■ READING TEXT

I tried removing his external/guest account from our Azure AD and SharePoint and then add him again, but it kept giving him the same issues. 

 

So far this is the only external user we have encountered this issue with.

Hi @Kevin McKeown,

 

That doesn't sound good at all! Do you know if there is anything special going on with the external user's home tenant? Do you collaborate with other users from that organization who don't have that problem? 


By chance, is it possible for you to send me a fiddler trace of that failed sign-in request? Thanks!

 

Stephen Rice

OneDrive Program Manager II

He is the only external user we currently have from his organization.

 

And he wasn't too helpful with troubleshooting, complaining that he lost an hour of his day clicking shared links, and refused to try anymore. (I sent him maybe four emails, and I spent way more than an hour trying to figure out what was wrong for him). 

 

I am still curious what was going on, but there is no chance he would be willing to help.

 

 

Almost sounds like you invited one e-mail address, and he probably has another alias or login he tried using instead of the one you sent to him possibly?

■ EXTRACTED INFORMATION
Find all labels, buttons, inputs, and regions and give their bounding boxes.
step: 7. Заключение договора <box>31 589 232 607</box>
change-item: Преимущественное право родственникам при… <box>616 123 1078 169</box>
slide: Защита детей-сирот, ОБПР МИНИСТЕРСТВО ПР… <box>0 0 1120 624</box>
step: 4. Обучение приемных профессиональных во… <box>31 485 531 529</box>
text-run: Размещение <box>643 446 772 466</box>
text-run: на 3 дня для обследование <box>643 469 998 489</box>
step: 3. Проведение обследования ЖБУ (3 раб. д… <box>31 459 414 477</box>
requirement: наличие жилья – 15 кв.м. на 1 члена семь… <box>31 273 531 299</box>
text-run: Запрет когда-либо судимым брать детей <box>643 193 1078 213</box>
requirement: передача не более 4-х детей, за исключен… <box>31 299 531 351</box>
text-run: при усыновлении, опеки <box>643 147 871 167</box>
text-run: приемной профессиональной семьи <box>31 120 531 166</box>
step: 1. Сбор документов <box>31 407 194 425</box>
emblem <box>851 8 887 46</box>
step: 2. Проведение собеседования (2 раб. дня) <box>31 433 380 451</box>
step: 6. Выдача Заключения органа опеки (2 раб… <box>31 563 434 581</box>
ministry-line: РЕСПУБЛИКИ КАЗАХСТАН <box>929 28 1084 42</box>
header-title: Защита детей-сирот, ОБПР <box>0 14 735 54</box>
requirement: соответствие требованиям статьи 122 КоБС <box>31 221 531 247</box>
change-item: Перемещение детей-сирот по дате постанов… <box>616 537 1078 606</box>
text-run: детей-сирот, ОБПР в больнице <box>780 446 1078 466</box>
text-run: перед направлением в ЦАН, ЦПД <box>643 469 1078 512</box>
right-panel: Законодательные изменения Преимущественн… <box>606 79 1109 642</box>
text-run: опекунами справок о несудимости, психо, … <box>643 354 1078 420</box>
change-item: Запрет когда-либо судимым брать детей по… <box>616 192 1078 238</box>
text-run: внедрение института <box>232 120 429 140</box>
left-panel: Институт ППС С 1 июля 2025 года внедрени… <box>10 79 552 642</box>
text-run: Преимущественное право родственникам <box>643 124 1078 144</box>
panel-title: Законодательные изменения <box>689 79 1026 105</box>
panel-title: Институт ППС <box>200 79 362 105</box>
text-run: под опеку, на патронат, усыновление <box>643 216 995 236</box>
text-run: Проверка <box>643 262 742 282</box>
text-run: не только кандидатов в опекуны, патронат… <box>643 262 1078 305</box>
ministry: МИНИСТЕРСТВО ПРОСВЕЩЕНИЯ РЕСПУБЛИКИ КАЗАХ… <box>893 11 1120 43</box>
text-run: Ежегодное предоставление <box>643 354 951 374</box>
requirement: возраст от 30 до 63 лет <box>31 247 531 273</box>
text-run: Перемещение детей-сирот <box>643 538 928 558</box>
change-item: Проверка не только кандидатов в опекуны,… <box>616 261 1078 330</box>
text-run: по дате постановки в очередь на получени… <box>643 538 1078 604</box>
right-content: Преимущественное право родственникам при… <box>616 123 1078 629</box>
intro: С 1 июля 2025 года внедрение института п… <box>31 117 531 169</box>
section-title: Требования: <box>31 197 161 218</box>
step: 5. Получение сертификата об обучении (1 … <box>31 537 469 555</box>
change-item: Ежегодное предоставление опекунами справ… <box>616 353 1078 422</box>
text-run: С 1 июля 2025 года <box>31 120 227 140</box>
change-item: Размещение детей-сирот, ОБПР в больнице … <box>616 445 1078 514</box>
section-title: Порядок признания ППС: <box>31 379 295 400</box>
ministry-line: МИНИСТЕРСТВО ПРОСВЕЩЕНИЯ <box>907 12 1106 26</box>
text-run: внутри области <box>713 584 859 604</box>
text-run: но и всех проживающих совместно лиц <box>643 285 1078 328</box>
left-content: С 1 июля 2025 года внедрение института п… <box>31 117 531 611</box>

■ EXPLORE THE MATERIAL
(A) From the support thread above about the external user's sign-in trouble, transcribe the part that opens with the words containing "And he wasn't" and closes with "wrong for him).".
(B) Using the support thread above about the external user's sign-in trouble, answer these questions:
(i) From which two places did the poster remove the external user's guest account before adding it again?
(ii) What job title is listed under Stephen Rice's name?
(iii) About how many emails did the poster say they sent the external user?

■ EXERCISE RESPONSES
(A)
And he wasn't too helpful with troubleshooting, complaining that he lost an hour of his day clicking shared links, and refused to try anymore. (I sent him maybe four emails, and I spent way more than an hour trying to figure out what was wrong for him).

(B)
(i) Azure AD and SharePoint
(ii) OneDrive Program Manager II
(iii) Maybe four